Hilalin Gölgesinde Bir Gün Daha

Saat öğleden sonra 2’ye geliyor. Bugün Ramazan-ı Şerif’in 29. günü. Acaba yarın bayram mı, yoksa o mübarek ay, trene binmeye hazırlanan bir sevgilinin bir anda arkasını dönüp koşa koşa son bir kez sarılması gibi bize bir gün daha mı hediye edecek? Merak ve heyecanı vardı bir saat öncesine kadar. Sonra, kutsal topraklardan ayın görüldüğü haberi geldi ve olduğum şehrin kültür merkezi bayramı ilan etti (hoş, haftalar öncesinden etmişlerdi zaten).
Kayınvalidem ve eşim hemen bayram hazırlığına koyuldular. Bense durgunlaştım; içimde bir korku ve hüzün var. Eskiden olsa ben de onların coşkusuna katılır ve hazırlık için kolları sıvardım. Oysa geçen yıl Respect Graduate School’dan aldığım bir derste bu konuda yapılan hataları görmüş, Hocaefendi’nin yıllar öncesinden gelen bir vaazında insanlara Ramazan orucunun nasıl yedirildiğini dinlemiştim. Bu mevzuyu önemseyenler vardı, dert edenler…
Bu bilgi, toplumun doğru ya da yanlış fark etmeksizin akış gösterdiği bir yöne karşı kulaç atmayı gerektiriyordu; o yüzden acıydı. Ay’ı bilimsel olarak inceleyen bazı hizmet gönüllüleri ve 3-4 Müslüman kuruluş, kutsal topraklarda ayın görüş açısına girmediğini ve görülmesinin mümkün olmadığını söylüyorken, ben de heyecanla Amerika’daki kurumlardan gelecek haberi bekliyorken, Suudi Arabistan’dan gelen habere nasıl sevinebilirdim ki? Suudi Arabistan dışında birçok ülke Ramazan’ı 30’a tamamlama kararı aldı. Türkiye’yi hiç saymıyorum, keza onlar zaten takvimlerini yılın başında hazırlıyorlar.

* _Yapılacak İşler_:
1: Belge bölümünde anlatıcının edindiği bilginin neden acı olduğunu, metnin kendi verdiği gerekçeye dayanarak bir ile üç cümle arasında açıklayınız.
2: Listenin başından başlayıp "avatar[interactable] (15, 12, 55, 52)" ifadesini içeren satırla biten kısmı, iki ucu da dahil ederek ve boş satırları dışarıda bırakarak numaralı liste biçiminde düzenleyiniz.

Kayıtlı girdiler
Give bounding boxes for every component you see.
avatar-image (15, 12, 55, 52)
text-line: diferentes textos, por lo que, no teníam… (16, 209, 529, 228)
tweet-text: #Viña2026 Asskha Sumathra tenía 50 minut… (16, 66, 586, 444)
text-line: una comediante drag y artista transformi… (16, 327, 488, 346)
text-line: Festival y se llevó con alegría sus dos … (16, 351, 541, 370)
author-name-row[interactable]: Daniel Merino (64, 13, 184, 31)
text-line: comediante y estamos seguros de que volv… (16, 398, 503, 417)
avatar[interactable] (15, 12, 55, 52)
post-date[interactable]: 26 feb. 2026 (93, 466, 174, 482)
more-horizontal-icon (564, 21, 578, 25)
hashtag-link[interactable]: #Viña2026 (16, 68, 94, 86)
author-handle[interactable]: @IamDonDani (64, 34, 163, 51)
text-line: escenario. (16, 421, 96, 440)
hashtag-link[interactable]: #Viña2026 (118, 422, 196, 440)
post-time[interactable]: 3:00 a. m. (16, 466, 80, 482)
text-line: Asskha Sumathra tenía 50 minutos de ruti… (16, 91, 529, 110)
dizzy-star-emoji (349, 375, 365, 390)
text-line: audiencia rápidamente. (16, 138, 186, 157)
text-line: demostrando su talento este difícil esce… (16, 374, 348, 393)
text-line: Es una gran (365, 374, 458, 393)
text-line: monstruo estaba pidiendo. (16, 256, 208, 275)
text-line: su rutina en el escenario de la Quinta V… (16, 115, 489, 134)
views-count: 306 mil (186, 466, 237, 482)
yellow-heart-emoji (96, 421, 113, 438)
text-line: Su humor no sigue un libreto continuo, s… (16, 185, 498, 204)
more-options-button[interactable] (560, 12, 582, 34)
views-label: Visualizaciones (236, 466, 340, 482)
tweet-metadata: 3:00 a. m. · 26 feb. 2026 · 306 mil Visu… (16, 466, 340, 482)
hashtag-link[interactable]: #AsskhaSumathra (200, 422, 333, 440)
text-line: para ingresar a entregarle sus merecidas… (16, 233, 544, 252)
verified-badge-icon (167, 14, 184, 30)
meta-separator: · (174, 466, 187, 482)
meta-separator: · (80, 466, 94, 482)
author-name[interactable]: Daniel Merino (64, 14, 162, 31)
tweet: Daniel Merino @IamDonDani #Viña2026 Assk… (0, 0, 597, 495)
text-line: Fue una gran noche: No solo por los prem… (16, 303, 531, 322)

* _Beklenen Sonuçlar_:
1: Bu bilgi, toplumun doğru ya da yanlış fark etmeksizin akış gösterdiği bir yöne karşı kulaç atmayı gerektiriyordu. Bilginin acı olmasının nedeni budur.

2:
1. Give bounding boxes for every component you see.
2. avatar-image (15, 12, 55, 52)
3. text-line: diferentes textos, por lo que, no teníam… (16, 209, 529, 228)
4. tweet-text: #Viña2026 Asskha Sumathra tenía 50 minut… (16, 66, 586, 444)
5. text-line: una comediante drag y artista transformi… (16, 327, 488, 346)
6. text-line: Festival y se llevó con alegría sus dos … (16, 351, 541, 370)
7. author-name-row[interactable]: Daniel Merino (64, 13, 184, 31)
8. text-line: comediante y estamos seguros de que volv… (16, 398, 503, 417)
9. avatar[interactable] (15, 12, 55, 52)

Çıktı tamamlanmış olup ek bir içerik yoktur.